• [DATA FOR THIS TASK]
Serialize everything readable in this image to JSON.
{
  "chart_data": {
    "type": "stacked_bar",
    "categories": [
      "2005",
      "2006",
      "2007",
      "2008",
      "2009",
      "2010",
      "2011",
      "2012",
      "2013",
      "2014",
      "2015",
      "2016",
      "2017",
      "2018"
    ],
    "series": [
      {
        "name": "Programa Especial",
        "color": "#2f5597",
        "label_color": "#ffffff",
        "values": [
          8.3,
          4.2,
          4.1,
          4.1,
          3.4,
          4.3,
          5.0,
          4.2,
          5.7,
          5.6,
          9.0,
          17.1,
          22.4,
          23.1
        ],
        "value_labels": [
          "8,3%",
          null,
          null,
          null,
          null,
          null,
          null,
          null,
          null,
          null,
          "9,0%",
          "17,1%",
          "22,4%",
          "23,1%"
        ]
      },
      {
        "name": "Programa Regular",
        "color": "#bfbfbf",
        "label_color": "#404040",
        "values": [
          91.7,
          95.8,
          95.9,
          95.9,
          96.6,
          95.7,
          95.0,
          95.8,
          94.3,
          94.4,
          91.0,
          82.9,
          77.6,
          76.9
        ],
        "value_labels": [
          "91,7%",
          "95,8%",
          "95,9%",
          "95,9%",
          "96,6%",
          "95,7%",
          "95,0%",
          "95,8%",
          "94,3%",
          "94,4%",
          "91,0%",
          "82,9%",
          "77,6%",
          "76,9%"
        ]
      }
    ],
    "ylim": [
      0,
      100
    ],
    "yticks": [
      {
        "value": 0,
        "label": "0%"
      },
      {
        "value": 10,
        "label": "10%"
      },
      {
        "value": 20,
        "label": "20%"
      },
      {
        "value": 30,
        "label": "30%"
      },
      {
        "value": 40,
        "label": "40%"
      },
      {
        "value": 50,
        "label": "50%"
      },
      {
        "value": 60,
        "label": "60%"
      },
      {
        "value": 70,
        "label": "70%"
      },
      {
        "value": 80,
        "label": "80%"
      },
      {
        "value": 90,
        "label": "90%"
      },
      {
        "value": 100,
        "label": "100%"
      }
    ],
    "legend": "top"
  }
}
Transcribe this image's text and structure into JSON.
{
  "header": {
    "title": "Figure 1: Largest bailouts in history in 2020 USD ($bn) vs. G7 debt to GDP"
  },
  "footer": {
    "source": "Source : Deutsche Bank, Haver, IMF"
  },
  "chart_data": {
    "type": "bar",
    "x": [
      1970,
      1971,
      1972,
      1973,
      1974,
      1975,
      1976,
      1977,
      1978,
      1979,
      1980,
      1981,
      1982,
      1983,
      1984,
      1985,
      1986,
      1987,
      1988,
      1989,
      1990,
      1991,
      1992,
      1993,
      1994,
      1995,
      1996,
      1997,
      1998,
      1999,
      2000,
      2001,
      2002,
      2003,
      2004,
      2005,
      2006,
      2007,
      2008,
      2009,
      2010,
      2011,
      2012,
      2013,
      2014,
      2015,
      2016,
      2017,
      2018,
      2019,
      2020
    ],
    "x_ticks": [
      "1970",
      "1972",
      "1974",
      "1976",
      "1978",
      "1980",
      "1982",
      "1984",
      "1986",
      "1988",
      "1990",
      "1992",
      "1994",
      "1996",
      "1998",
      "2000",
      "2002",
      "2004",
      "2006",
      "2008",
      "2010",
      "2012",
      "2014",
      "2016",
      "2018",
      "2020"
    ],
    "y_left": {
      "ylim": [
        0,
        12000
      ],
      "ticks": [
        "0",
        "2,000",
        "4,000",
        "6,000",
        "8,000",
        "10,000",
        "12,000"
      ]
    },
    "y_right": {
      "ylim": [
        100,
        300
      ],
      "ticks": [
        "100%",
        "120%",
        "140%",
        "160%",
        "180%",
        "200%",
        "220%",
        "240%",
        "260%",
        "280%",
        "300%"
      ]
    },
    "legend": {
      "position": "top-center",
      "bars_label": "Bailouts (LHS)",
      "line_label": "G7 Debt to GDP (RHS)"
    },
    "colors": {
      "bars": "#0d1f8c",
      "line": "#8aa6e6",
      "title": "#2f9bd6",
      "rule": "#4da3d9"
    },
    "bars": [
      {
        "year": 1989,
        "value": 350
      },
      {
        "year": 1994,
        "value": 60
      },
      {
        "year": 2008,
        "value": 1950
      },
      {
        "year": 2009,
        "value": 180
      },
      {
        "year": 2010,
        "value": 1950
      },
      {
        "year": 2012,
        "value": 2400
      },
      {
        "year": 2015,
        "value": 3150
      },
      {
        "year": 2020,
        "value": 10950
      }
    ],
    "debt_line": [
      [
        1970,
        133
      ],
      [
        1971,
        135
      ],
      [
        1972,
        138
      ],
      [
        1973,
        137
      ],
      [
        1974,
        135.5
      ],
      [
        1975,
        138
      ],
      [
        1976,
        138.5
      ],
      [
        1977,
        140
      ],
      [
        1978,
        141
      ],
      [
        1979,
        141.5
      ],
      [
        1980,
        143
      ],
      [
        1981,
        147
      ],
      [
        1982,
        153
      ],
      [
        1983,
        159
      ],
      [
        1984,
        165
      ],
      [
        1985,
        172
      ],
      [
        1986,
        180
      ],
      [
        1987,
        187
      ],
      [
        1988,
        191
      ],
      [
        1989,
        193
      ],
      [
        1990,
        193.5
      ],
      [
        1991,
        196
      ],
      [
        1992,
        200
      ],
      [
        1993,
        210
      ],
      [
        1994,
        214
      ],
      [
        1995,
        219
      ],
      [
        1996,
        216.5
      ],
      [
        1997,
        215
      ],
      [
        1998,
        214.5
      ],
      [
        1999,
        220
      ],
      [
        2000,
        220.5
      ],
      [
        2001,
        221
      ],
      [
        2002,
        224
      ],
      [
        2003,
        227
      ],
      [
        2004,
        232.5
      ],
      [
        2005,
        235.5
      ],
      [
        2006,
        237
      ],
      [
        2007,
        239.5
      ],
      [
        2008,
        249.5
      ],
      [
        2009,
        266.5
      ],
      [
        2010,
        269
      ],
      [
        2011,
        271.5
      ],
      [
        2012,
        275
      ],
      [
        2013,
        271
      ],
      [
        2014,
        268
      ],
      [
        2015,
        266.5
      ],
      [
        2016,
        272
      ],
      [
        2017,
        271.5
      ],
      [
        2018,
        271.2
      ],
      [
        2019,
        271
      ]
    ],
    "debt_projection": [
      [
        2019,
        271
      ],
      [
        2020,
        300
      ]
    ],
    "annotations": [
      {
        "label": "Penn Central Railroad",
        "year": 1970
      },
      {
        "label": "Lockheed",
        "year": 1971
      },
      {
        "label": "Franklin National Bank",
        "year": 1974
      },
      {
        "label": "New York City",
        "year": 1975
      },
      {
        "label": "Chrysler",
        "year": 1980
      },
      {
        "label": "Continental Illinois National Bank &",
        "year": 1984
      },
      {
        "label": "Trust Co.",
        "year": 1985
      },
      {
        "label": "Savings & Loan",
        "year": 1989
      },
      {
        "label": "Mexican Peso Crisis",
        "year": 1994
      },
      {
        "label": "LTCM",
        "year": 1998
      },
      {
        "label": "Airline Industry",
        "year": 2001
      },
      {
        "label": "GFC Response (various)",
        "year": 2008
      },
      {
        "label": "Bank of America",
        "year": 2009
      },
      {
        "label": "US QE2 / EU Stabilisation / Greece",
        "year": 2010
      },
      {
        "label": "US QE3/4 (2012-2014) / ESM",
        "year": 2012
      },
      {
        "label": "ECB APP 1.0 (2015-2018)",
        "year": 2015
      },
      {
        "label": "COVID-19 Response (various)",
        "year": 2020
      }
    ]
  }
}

• [DIRECTIONS FOR THIS TASK] Compute the number of lines above that contain the string "title". Reply with that value only.

• [RESULT FOR THIS EXERCISE] 2